Exercise aim: Gather up all lines that carry the word "stort".

** Begin **

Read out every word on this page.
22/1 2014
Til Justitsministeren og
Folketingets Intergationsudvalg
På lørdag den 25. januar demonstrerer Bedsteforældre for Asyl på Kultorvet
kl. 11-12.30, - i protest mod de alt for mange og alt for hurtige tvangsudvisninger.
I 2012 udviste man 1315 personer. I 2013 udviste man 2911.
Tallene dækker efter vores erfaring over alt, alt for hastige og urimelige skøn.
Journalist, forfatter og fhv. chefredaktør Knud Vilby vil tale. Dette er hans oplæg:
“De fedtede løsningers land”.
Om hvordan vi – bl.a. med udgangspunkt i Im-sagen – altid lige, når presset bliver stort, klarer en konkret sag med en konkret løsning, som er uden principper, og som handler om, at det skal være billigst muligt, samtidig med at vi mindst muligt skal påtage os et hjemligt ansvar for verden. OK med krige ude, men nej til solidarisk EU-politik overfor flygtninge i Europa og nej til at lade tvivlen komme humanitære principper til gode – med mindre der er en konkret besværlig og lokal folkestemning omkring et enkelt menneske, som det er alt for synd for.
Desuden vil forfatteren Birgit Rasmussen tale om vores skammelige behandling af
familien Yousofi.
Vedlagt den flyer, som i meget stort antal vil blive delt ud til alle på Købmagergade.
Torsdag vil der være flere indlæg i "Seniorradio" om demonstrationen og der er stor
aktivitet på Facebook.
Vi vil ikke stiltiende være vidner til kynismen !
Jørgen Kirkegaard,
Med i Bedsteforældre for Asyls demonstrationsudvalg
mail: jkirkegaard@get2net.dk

** End **
** Begin **

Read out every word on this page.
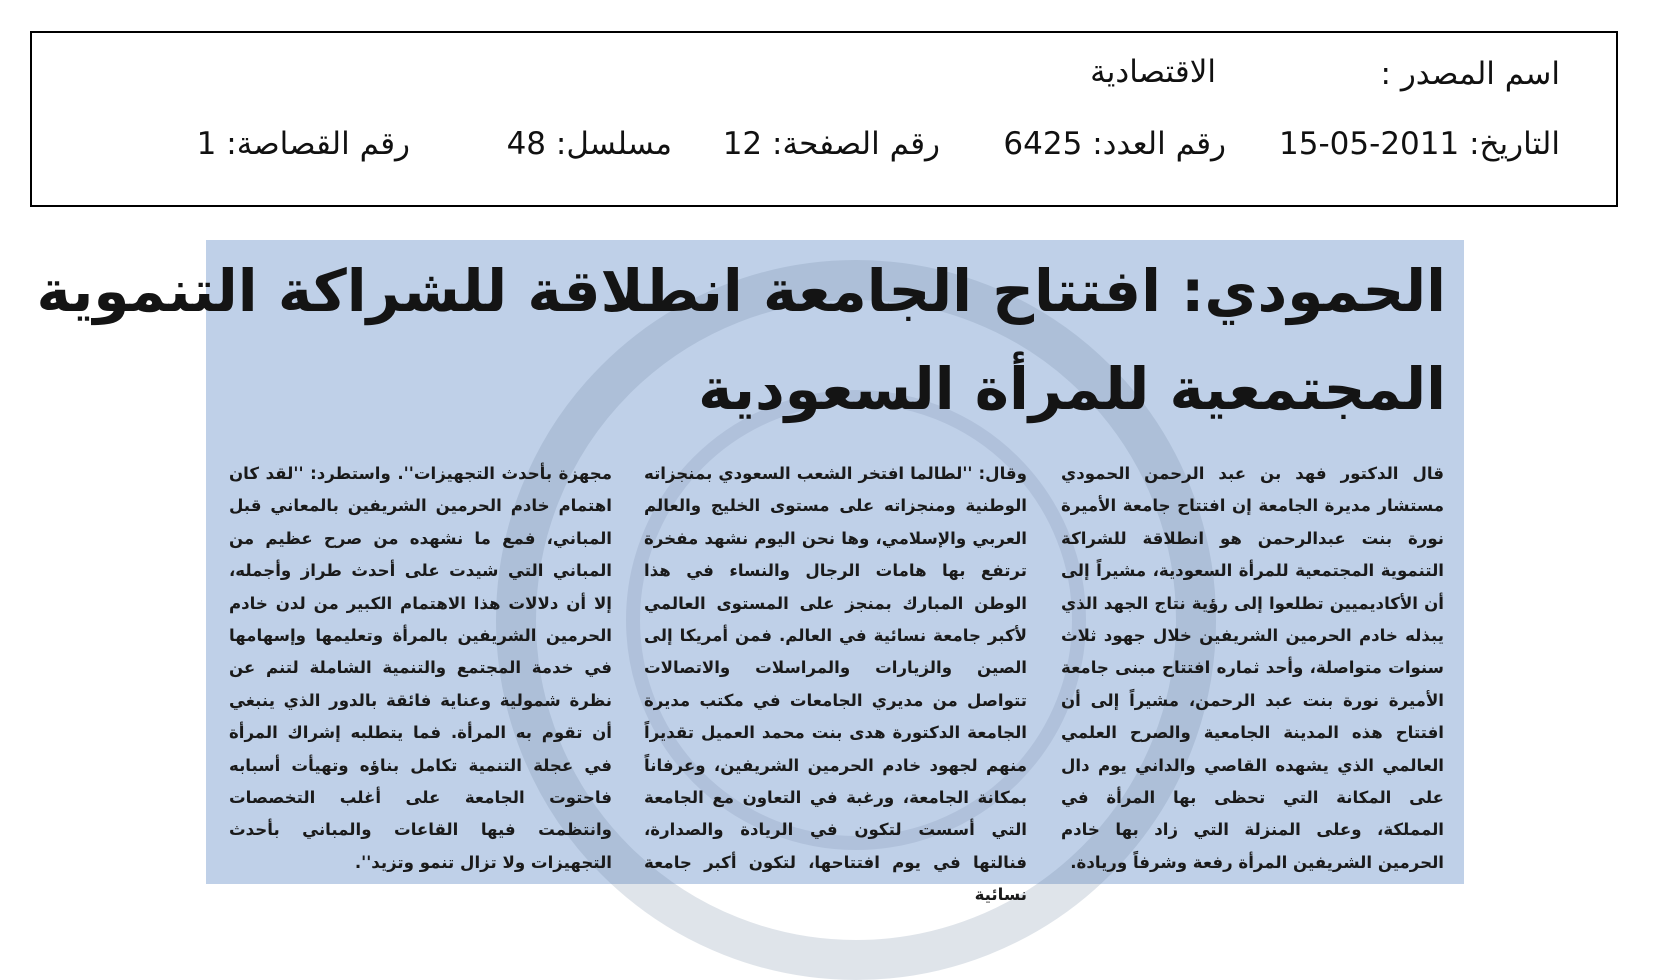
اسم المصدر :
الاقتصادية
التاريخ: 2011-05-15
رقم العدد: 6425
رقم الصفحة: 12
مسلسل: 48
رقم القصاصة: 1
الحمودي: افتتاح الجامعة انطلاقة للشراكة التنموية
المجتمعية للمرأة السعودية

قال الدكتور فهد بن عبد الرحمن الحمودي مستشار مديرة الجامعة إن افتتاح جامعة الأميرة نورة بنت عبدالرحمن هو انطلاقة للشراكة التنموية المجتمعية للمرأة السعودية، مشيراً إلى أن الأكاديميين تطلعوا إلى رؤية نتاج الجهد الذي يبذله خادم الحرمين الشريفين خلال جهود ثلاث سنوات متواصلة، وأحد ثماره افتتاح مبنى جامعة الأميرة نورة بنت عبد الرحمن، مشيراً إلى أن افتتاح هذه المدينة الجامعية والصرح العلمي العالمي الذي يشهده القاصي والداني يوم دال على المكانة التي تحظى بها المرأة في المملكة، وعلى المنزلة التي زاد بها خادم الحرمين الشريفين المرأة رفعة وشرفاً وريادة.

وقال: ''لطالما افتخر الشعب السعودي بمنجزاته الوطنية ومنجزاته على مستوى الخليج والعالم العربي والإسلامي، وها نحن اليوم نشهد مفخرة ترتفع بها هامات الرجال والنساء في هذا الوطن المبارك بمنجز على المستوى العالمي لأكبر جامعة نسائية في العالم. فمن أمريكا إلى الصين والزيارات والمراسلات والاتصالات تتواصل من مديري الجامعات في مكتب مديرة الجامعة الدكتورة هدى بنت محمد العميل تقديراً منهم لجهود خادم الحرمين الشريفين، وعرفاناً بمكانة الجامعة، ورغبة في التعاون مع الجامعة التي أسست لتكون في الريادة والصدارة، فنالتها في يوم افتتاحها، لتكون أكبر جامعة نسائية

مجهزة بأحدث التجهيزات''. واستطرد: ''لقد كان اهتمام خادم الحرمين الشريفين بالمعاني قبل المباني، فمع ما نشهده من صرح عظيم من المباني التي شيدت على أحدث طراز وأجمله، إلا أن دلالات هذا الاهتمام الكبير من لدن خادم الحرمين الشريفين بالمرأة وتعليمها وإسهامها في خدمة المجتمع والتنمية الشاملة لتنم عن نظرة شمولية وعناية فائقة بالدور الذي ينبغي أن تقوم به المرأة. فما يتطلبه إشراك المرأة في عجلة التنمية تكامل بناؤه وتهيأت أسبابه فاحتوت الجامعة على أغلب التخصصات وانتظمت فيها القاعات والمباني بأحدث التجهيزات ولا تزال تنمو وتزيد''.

** End **
** Begin **

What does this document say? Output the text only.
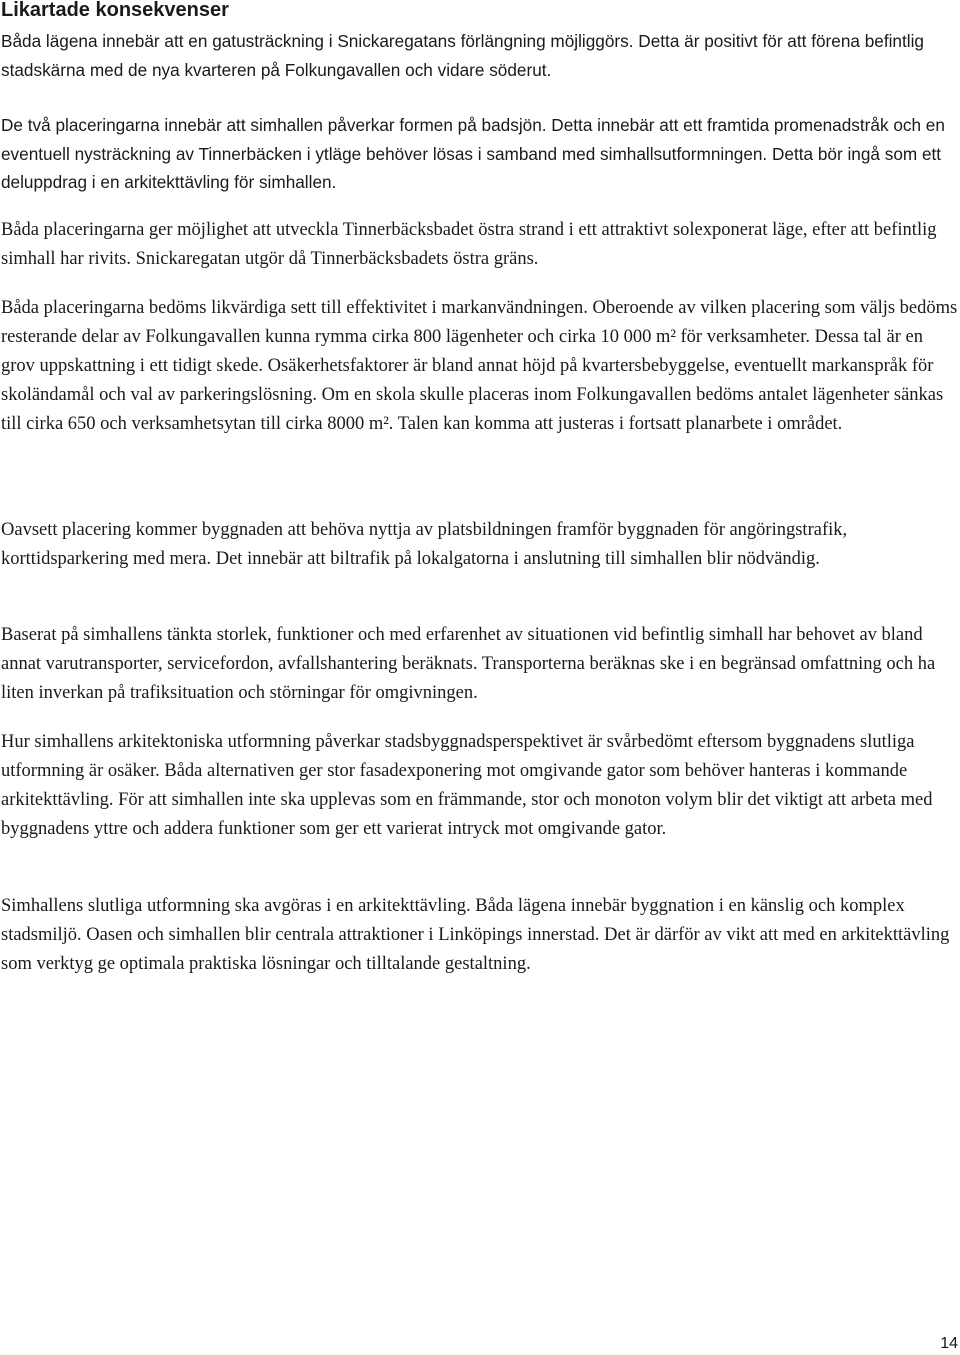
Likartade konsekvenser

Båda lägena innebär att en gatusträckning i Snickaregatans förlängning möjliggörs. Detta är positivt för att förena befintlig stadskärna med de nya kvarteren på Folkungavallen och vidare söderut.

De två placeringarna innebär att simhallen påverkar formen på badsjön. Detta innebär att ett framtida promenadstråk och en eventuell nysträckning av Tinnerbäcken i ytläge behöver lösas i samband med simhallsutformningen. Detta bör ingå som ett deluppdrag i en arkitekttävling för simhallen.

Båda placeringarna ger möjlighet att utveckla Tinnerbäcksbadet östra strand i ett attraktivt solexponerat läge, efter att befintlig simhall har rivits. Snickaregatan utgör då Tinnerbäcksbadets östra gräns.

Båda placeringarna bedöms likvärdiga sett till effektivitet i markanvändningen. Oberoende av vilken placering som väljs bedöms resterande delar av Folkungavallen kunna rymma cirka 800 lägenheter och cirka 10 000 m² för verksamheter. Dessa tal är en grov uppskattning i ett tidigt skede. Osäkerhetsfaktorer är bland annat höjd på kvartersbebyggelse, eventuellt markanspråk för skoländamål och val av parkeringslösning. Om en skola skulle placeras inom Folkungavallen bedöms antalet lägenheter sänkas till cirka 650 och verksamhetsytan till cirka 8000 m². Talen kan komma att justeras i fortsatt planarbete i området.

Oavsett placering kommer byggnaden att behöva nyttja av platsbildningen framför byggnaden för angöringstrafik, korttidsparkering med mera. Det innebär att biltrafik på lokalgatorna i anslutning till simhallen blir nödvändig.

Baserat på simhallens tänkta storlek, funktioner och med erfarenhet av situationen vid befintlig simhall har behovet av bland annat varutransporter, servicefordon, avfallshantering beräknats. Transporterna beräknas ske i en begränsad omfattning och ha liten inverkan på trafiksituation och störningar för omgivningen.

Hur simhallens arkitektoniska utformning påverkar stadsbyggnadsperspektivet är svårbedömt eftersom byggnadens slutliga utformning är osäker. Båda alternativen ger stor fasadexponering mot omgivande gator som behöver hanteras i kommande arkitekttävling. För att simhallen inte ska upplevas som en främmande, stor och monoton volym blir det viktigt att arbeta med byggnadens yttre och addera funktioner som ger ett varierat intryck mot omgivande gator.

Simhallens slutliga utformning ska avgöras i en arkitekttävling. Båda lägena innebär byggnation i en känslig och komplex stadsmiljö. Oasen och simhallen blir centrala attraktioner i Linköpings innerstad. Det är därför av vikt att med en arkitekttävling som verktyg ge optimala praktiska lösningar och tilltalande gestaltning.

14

** End **

Response:
Om hvordan vi – bl.a. med udgangspunkt i Im-sagen – altid lige, når presset bliver stort, klarer en konkret sag med en konkret løsning, som er uden principper, og som handler om, at det skal være billigst muligt, samtidig med at vi mindst muligt skal påtage os et hjemligt ansvar for verden. OK med krige ude, men nej til solidarisk EU-politik overfor flygtninge i Europa og nej til at lade tvivlen komme humanitære principper til gode – med mindre der er en konkret besværlig og lokal folkestemning omkring et enkelt menneske, som det er alt for synd for.
Vedlagt den flyer, som i meget stort antal vil blive delt ud til alle på Købmagergade.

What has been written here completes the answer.